→ Requirement:
Check each line of the data below for the word "Vitamin", then extract the ones that have it.

[Entries shown Boundary: Start]

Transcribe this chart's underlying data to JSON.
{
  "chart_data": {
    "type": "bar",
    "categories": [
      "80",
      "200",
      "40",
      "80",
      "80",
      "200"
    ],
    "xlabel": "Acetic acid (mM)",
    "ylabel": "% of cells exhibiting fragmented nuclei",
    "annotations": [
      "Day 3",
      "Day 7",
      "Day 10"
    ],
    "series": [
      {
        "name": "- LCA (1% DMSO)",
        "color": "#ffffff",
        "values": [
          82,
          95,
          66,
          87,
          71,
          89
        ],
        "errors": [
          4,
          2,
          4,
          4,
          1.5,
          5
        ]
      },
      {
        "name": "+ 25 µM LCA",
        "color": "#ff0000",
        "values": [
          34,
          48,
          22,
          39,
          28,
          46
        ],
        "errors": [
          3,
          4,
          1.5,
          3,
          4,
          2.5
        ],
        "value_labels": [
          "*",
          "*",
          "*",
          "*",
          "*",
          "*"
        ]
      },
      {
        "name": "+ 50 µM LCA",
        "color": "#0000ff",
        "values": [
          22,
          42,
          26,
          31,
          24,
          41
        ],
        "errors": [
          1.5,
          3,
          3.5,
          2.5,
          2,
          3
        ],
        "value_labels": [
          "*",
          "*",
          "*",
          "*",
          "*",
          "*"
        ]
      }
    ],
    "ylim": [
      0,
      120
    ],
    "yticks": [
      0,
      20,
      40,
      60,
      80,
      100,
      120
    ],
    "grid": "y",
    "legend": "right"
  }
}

[Entries shown Boundary: End]
[Entries shown Boundary: Start]

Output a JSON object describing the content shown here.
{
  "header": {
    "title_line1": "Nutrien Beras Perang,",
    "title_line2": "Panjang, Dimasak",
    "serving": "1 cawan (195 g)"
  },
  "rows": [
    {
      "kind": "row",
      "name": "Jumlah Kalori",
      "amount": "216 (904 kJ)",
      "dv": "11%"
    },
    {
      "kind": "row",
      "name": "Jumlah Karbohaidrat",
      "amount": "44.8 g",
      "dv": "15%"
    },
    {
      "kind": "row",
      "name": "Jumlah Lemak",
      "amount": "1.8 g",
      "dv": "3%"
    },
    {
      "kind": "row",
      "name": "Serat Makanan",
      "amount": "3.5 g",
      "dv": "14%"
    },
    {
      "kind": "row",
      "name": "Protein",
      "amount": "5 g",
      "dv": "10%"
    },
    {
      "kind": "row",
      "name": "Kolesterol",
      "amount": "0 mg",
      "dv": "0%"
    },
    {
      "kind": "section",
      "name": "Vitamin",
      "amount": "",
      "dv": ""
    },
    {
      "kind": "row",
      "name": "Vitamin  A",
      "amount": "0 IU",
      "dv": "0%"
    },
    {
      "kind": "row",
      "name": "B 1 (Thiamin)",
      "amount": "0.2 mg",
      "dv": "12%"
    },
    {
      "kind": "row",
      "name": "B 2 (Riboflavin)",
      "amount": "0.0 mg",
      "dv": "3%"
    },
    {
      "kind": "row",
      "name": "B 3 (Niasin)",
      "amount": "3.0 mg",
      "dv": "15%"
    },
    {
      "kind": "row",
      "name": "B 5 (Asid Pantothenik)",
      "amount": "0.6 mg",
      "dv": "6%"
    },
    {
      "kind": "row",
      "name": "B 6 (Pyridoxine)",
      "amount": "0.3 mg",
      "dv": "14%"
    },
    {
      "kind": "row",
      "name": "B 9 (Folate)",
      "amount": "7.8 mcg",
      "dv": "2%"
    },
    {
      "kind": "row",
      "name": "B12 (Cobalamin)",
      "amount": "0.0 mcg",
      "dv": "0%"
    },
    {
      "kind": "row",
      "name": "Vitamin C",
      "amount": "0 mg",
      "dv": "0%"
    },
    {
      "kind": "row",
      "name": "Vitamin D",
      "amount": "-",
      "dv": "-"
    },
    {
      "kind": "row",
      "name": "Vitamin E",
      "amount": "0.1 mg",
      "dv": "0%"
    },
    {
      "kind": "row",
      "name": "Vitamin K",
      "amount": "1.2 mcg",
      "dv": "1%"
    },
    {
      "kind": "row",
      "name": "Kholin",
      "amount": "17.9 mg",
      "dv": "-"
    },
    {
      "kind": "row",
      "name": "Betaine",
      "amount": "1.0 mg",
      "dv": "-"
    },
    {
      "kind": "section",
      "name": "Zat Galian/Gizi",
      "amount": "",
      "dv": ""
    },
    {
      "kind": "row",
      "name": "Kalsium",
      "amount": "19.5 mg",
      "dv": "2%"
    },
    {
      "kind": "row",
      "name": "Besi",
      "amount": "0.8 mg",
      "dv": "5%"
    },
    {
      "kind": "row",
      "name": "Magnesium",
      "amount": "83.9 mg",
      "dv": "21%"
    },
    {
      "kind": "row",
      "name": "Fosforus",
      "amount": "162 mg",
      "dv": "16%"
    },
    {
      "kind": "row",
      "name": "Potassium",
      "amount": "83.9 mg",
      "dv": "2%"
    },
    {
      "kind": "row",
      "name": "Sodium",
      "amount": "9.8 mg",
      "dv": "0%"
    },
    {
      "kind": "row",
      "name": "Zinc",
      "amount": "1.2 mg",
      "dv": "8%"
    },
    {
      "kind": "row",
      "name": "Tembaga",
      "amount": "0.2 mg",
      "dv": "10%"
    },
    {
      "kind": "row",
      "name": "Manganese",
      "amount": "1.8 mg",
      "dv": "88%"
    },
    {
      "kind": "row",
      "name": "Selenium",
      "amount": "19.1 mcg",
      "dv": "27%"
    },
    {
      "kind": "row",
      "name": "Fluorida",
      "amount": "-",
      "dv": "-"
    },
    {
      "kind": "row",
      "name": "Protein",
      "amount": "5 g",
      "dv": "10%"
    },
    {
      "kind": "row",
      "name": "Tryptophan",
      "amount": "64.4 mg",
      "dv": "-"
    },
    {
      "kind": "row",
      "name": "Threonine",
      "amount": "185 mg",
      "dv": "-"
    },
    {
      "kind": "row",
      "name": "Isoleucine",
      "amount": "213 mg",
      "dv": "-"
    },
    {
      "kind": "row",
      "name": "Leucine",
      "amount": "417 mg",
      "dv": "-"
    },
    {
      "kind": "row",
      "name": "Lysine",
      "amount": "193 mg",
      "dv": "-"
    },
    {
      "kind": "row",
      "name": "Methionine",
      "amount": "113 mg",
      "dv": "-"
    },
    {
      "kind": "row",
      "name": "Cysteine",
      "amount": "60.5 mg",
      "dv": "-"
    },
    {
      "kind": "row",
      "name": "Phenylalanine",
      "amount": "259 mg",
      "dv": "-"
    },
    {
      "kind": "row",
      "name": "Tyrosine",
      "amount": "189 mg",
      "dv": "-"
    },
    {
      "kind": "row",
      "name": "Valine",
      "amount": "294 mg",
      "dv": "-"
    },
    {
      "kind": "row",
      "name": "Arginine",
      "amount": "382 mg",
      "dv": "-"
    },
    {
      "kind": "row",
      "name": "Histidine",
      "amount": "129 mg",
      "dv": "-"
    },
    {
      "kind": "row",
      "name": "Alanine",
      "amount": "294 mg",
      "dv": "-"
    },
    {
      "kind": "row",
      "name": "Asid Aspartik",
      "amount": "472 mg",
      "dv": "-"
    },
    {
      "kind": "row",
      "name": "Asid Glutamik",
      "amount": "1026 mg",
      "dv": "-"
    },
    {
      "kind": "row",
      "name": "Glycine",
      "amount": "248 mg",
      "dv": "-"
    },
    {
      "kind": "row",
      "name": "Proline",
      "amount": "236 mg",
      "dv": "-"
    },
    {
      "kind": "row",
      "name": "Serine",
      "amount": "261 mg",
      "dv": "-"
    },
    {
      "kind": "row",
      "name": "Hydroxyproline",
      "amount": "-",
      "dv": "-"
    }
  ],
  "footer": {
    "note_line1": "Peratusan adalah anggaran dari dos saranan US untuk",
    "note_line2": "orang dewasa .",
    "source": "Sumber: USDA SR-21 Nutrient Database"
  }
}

[Entries shown Boundary: End]

→ Result below:
      "name": "Vitamin",
      "name": "Vitamin  A",
      "name": "Vitamin C",
      "name": "Vitamin D",
      "name": "Vitamin E",
      "name": "Vitamin K",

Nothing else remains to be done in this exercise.